Pictures do not belong in the copy; quote every entry below exactly.

────────────────────────────────────────

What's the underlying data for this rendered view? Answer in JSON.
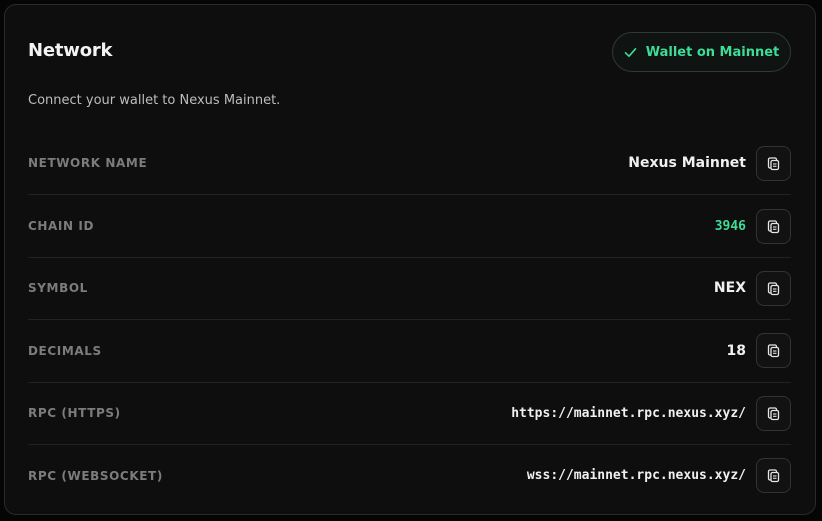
{
  "header": {
    "title": "Network",
    "status_label": "Wallet on Mainnet",
    "status_icon": "check-icon",
    "subtitle": "Connect your wallet to Nexus Mainnet."
  },
  "colors": {
    "accent": "#3ddc97",
    "background": "#0e0e0e",
    "label": "#7c7c7c"
  },
  "rows": [
    {
      "key": "network-name",
      "label": "NETWORK NAME",
      "value": "Nexus Mainnet",
      "copy_icon": "copy-icon"
    },
    {
      "key": "chain-id",
      "label": "CHAIN ID",
      "value": "3946",
      "copy_icon": "copy-icon"
    },
    {
      "key": "symbol",
      "label": "SYMBOL",
      "value": "NEX",
      "copy_icon": "copy-icon"
    },
    {
      "key": "decimals",
      "label": "DECIMALS",
      "value": "18",
      "copy_icon": "copy-icon"
    },
    {
      "key": "rpc-https",
      "label": "RPC (HTTPS)",
      "value": "https://mainnet.rpc.nexus.xyz/",
      "copy_icon": "copy-icon"
    },
    {
      "key": "rpc-websocket",
      "label": "RPC (WEBSOCKET)",
      "value": "wss://mainnet.rpc.nexus.xyz/",
      "copy_icon": "copy-icon"
    }
  ]
}
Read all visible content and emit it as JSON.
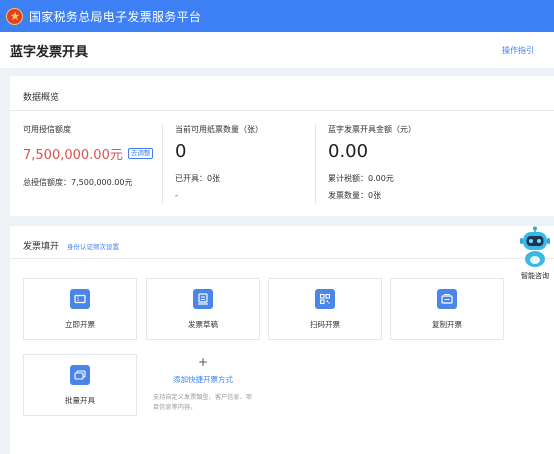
{
  "topbar": {
    "title": "国家税务总局电子发票服务平台",
    "emblem_icon": "tax-emblem-icon"
  },
  "header": {
    "title": "蓝字发票开具",
    "help_link": "操作指引"
  },
  "overview": {
    "title": "数据概览",
    "credit": {
      "label": "可用授信额度",
      "value": "7,500,000.00元",
      "adjust_button": "去调整",
      "total_label": "总授信额度：",
      "total_value": "7,500,000.00元"
    },
    "paper": {
      "label": "当前可用纸票数量（张）",
      "value": "0",
      "issued_label": "已开具：",
      "issued_value": "0张",
      "dash": "-"
    },
    "amount": {
      "label": "蓝字发票开具金额（元）",
      "value": "0.00",
      "tax_label": "累计税额：",
      "tax_value": "0.00元",
      "count_label": "发票数量：",
      "count_value": "0张"
    }
  },
  "fill": {
    "title": "发票填开",
    "verify_link": "身份认证频次设置",
    "cards": [
      {
        "label": "立即开票",
        "icon": "ticket-icon"
      },
      {
        "label": "发票草稿",
        "icon": "draft-icon"
      },
      {
        "label": "扫码开票",
        "icon": "qr-code-icon"
      },
      {
        "label": "复制开票",
        "icon": "copy-icon"
      },
      {
        "label": "批量开具",
        "icon": "batch-icon"
      }
    ],
    "add": {
      "plus": "+",
      "label": "添加快捷开票方式",
      "desc": "支持自定义发票類型、客户信息、项目信息等内容。"
    }
  },
  "assistant": {
    "label": "智能咨询",
    "icon": "robot-icon"
  },
  "colors": {
    "brand_blue": "#3d7ff5",
    "accent_red": "#d9534f",
    "icon_blue": "#4a86e8"
  }
}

────────────────────────────────────────

▸ **Result below**:
What's the underlying data for this rendered view? Answer in JSON.
{
  "header": {
    "title": "Network",
    "status_label": "Wallet on Mainnet",
    "status_icon": "check-icon",
    "subtitle": "Connect your wallet to Nexus Mainnet."
  },
  "colors": {
    "accent": "#3ddc97",
    "background": "#0e0e0e",
    "label": "#7c7c7c"
  },
  "rows": [
    {
      "key": "network-name",
      "label": "NETWORK NAME",
      "value": "Nexus Mainnet",
      "copy_icon": "copy-icon"
    },
    {
      "key": "chain-id",
      "label": "CHAIN ID",
      "value": "3946",
      "copy_icon": "copy-icon"
    },
    {
      "key": "symbol",
      "label": "SYMBOL",
      "value": "NEX",
      "copy_icon": "copy-icon"
    },
    {
      "key": "decimals",
      "label": "DECIMALS",
      "value": "18",
      "copy_icon": "copy-icon"
    },
    {
      "key": "rpc-https",
      "label": "RPC (HTTPS)",
      "value": "https://mainnet.rpc.nexus.xyz/",
      "copy_icon": "copy-icon"
    },
    {
      "key": "rpc-websocket",
      "label": "RPC (WEBSOCKET)",
      "value": "wss://mainnet.rpc.nexus.xyz/",
      "copy_icon": "copy-icon"
    }
  ]
}
Read all visible content and emit it as JSON.
{
  "topbar": {
    "title": "国家税务总局电子发票服务平台",
    "emblem_icon": "tax-emblem-icon"
  },
  "header": {
    "title": "蓝字发票开具",
    "help_link": "操作指引"
  },
  "overview": {
    "title": "数据概览",
    "credit": {
      "label": "可用授信额度",
      "value": "7,500,000.00元",
      "adjust_button": "去调整",
      "total_label": "总授信额度：",
      "total_value": "7,500,000.00元"
    },
    "paper": {
      "label": "当前可用纸票数量（张）",
      "value": "0",
      "issued_label": "已开具：",
      "issued_value": "0张",
      "dash": "-"
    },
    "amount": {
      "label": "蓝字发票开具金额（元）",
      "value": "0.00",
      "tax_label": "累计税额：",
      "tax_value": "0.00元",
      "count_label": "发票数量：",
      "count_value": "0张"
    }
  },
  "fill": {
    "title": "发票填开",
    "verify_link": "身份认证频次设置",
    "cards": [
      {
        "label": "立即开票",
        "icon": "ticket-icon"
      },
      {
        "label": "发票草稿",
        "icon": "draft-icon"
      },
      {
        "label": "扫码开票",
        "icon": "qr-code-icon"
      },
      {
        "label": "复制开票",
        "icon": "copy-icon"
      },
      {
        "label": "批量开具",
        "icon": "batch-icon"
      }
    ],
    "add": {
      "plus": "+",
      "label": "添加快捷开票方式",
      "desc": "支持自定义发票類型、客户信息、项目信息等内容。"
    }
  },
  "assistant": {
    "label": "智能咨询",
    "icon": "robot-icon"
  },
  "colors": {
    "brand_blue": "#3d7ff5",
    "accent_red": "#d9534f",
    "icon_blue": "#4a86e8"
  }
}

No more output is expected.